Starting from the line containing "Output a JSON", write out every remaining line exactly, the last one included.

* * * * * * * * *

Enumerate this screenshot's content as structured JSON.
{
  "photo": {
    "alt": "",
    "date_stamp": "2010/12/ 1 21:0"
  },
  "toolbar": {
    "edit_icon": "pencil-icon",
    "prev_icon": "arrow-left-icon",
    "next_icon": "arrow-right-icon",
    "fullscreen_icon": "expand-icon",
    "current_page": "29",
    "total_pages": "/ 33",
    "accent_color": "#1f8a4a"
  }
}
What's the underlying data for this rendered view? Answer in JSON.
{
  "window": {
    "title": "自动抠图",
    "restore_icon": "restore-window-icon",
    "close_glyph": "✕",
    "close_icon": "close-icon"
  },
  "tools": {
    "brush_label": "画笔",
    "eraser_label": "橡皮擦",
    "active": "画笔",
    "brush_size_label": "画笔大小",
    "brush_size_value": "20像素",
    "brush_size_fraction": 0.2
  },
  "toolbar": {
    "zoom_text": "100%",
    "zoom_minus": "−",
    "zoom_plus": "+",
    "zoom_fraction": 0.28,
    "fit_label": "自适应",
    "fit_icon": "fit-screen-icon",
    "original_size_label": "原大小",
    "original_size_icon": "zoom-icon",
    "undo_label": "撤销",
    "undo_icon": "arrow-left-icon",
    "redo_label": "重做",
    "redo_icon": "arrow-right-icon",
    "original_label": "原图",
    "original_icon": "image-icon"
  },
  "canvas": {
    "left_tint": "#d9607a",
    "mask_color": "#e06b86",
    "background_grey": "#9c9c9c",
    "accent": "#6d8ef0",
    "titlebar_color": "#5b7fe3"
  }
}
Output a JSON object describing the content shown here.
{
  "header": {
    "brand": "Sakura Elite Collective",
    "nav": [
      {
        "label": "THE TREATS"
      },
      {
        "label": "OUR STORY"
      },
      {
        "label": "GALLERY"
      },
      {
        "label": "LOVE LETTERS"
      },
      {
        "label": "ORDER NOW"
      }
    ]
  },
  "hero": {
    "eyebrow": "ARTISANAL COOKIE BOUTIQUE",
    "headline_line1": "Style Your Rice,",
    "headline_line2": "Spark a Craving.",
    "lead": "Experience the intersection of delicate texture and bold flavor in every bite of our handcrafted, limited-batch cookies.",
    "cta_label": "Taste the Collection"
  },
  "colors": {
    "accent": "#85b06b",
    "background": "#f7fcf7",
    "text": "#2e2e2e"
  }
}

* * * * * * * * *

:: Solution to this task ::
Output a JSON object describing the content shown here.
{
  "header": {
    "brand": "Sakura Elite Collective",
    "nav": [
      {
        "label": "THE TREATS"
      },
      {
        "label": "OUR STORY"
      },
      {
        "label": "GALLERY"
      },
      {
        "label": "LOVE LETTERS"
      },
      {
        "label": "ORDER NOW"
      }
    ]
  },
  "hero": {
    "eyebrow": "ARTISANAL COOKIE BOUTIQUE",
    "headline_line1": "Style Your Rice,",
    "headline_line2": "Spark a Craving.",
    "lead": "Experience the intersection of delicate texture and bold flavor in every bite of our handcrafted, limited-batch cookies.",
    "cta_label": "Taste the Collection"
  },
  "colors": {
    "accent": "#85b06b",
    "background": "#f7fcf7",
    "text": "#2e2e2e"
  }
}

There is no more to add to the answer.